[start]
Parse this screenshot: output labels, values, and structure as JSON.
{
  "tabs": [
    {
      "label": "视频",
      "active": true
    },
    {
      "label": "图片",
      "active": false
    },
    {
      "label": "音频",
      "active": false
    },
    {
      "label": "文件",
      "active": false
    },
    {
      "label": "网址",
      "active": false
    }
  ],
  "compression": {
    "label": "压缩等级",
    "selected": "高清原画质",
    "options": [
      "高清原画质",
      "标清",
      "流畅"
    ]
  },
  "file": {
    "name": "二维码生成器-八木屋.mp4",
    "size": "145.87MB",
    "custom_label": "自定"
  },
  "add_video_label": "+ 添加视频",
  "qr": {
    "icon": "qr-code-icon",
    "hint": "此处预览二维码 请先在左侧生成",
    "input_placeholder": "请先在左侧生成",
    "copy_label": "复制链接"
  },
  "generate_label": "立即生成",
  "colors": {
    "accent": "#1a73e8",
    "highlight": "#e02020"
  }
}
[end]
• Your goal: From the records above, extract each line exactly as shown.

• Result of this exercise:
Parse this screenshot: output labels, values, and structure as JSON.
{
  "tabs": [
    {
      "label": "视频",
      "active": true
    },
    {
      "label": "图片",
      "active": false
    },
    {
      "label": "音频",
      "active": false
    },
    {
      "label": "文件",
      "active": false
    },
    {
      "label": "网址",
      "active": false
    }
  ],
  "compression": {
    "label": "压缩等级",
    "selected": "高清原画质",
    "options": [
      "高清原画质",
      "标清",
      "流畅"
    ]
  },
  "file": {
    "name": "二维码生成器-八木屋.mp4",
    "size": "145.87MB",
    "custom_label": "自定"
  },
  "add_video_label": "+ 添加视频",
  "qr": {
    "icon": "qr-code-icon",
    "hint": "此处预览二维码 请先在左侧生成",
    "input_placeholder": "请先在左侧生成",
    "copy_label": "复制链接"
  },
  "generate_label": "立即生成",
  "colors": {
    "accent": "#1a73e8",
    "highlight": "#e02020"
  }
}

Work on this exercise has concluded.